Collected data entries:
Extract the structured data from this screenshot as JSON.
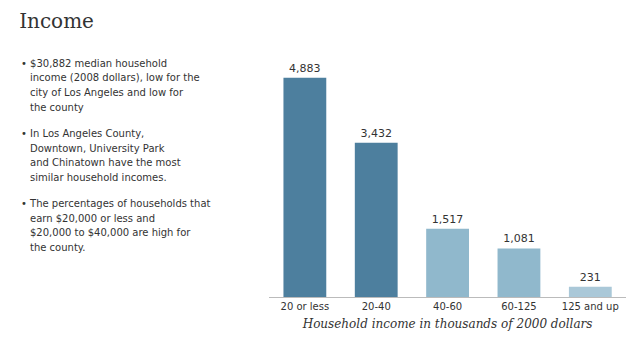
{
  "chart_data": {
    "type": "bar",
    "title": "Income",
    "categories": [
      "20 or less",
      "20-40",
      "40-60",
      "60-125",
      "125 and up"
    ],
    "values": [
      4883,
      3432,
      1517,
      1081,
      231
    ],
    "value_labels": [
      "4,883",
      "3,432",
      "1,517",
      "1,081",
      "231"
    ],
    "data_labels": true,
    "colors": [
      "#4d7f9e",
      "#4d7f9e",
      "#90b8cc",
      "#90b8cc",
      "#aac8d8"
    ],
    "xlabel": "Household income in thousands of 2000 dollars",
    "ylim": [
      0,
      5500
    ],
    "grid": false,
    "tick_labels": "x",
    "annotations": [
      [
        "• $30,882 median household",
        "income (2008 dollars), low for the",
        "city of Los Angeles and low for",
        "the county"
      ],
      [
        "• In Los Angeles County,",
        "Downtown, University Park",
        "and Chinatown have the most",
        "similar household incomes."
      ],
      [
        "• The percentages of households that",
        "earn $20,000 or less and",
        "$20,000 to $40,000 are high for",
        "the county."
      ]
    ]
  }
}
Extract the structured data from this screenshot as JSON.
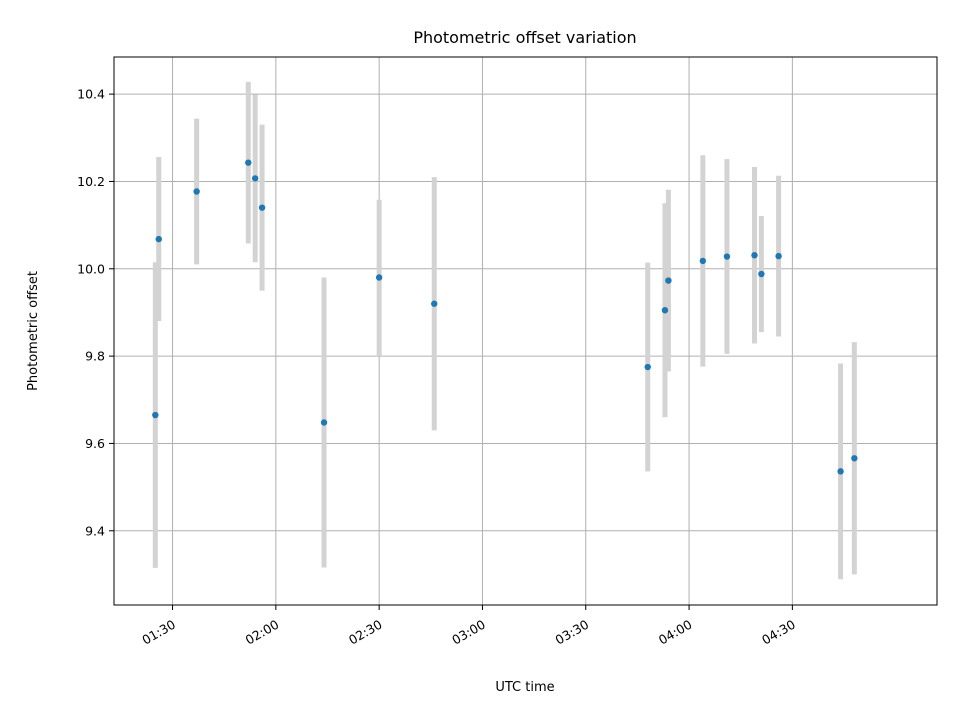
{
  "chart_data": {
    "type": "scatter",
    "title": "Photometric offset variation",
    "xlabel": "UTC time",
    "ylabel": "Photometric offset",
    "x_unit": "UTC time (HH:MM)",
    "xlim": [
      "01:13",
      "05:12"
    ],
    "ylim": [
      9.23,
      10.485
    ],
    "grid": true,
    "point_color": "#1f77b4",
    "errorbar_color": "#d3d3d3",
    "x_ticks": [
      "01:30",
      "02:00",
      "02:30",
      "03:00",
      "03:30",
      "04:00",
      "04:30"
    ],
    "y_ticks": [
      "9.4",
      "9.6",
      "9.8",
      "10.0",
      "10.2",
      "10.4"
    ],
    "points": [
      {
        "x": "01:25",
        "y": 9.665,
        "ymin": 9.315,
        "ymax": 10.015
      },
      {
        "x": "01:26",
        "y": 10.068,
        "ymin": 9.88,
        "ymax": 10.256
      },
      {
        "x": "01:37",
        "y": 10.177,
        "ymin": 10.01,
        "ymax": 10.344
      },
      {
        "x": "01:52",
        "y": 10.243,
        "ymin": 10.058,
        "ymax": 10.428
      },
      {
        "x": "01:54",
        "y": 10.207,
        "ymin": 10.015,
        "ymax": 10.399
      },
      {
        "x": "01:56",
        "y": 10.14,
        "ymin": 9.95,
        "ymax": 10.33
      },
      {
        "x": "02:14",
        "y": 9.648,
        "ymin": 9.316,
        "ymax": 9.98
      },
      {
        "x": "02:30",
        "y": 9.98,
        "ymin": 9.8,
        "ymax": 10.158
      },
      {
        "x": "02:46",
        "y": 9.92,
        "ymin": 9.63,
        "ymax": 10.21
      },
      {
        "x": "03:48",
        "y": 9.775,
        "ymin": 9.536,
        "ymax": 10.014
      },
      {
        "x": "03:53",
        "y": 9.905,
        "ymin": 9.66,
        "ymax": 10.15
      },
      {
        "x": "03:54",
        "y": 9.973,
        "ymin": 9.765,
        "ymax": 10.181
      },
      {
        "x": "04:04",
        "y": 10.018,
        "ymin": 9.776,
        "ymax": 10.26
      },
      {
        "x": "04:11",
        "y": 10.028,
        "ymin": 9.805,
        "ymax": 10.251
      },
      {
        "x": "04:19",
        "y": 10.031,
        "ymin": 9.829,
        "ymax": 10.233
      },
      {
        "x": "04:21",
        "y": 9.988,
        "ymin": 9.855,
        "ymax": 10.121
      },
      {
        "x": "04:26",
        "y": 10.029,
        "ymin": 9.845,
        "ymax": 10.213
      },
      {
        "x": "04:44",
        "y": 9.536,
        "ymin": 9.289,
        "ymax": 9.783
      },
      {
        "x": "04:48",
        "y": 9.566,
        "ymin": 9.3,
        "ymax": 9.832
      }
    ]
  }
}
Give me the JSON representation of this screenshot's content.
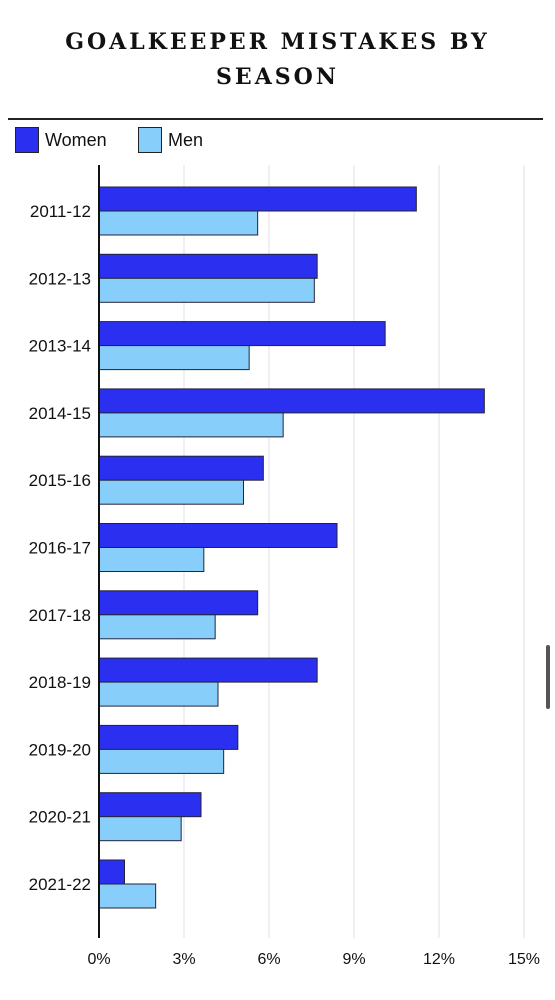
{
  "title_lines": [
    "GOALKEEPER MISTAKES BY",
    "SEASON"
  ],
  "legend": [
    {
      "label": "Women",
      "color": "#2b2fef"
    },
    {
      "label": "Men",
      "color": "#87cefa"
    }
  ],
  "chart_data": {
    "type": "bar",
    "orientation": "horizontal",
    "title": "GOALKEEPER MISTAKES BY SEASON",
    "categories": [
      "2011-12",
      "2012-13",
      "2013-14",
      "2014-15",
      "2015-16",
      "2016-17",
      "2017-18",
      "2018-19",
      "2019-20",
      "2020-21",
      "2021-22"
    ],
    "series": [
      {
        "name": "Women",
        "color": "#2b2fef",
        "values": [
          11.2,
          7.7,
          10.1,
          13.6,
          5.8,
          8.4,
          5.6,
          7.7,
          4.9,
          3.6,
          0.9
        ]
      },
      {
        "name": "Men",
        "color": "#87cefa",
        "values": [
          5.6,
          7.6,
          5.3,
          6.5,
          5.1,
          3.7,
          4.1,
          4.2,
          4.4,
          2.9,
          2.0
        ]
      }
    ],
    "xlim": [
      0,
      15
    ],
    "xticks": [
      "0%",
      "3%",
      "6%",
      "9%",
      "12%",
      "15%"
    ],
    "xtick_values": [
      0,
      3,
      6,
      9,
      12,
      15
    ],
    "grid": true,
    "legend_position": "top-left"
  }
}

> **WHAT TO PRODUCE**
Where a line contains the string "MISTAKES", extract that line.

> **COMPLETE RESPONSE**
    "GOALKEEPER MISTAKES BY",
    "title": "GOALKEEPER MISTAKES BY SEASON",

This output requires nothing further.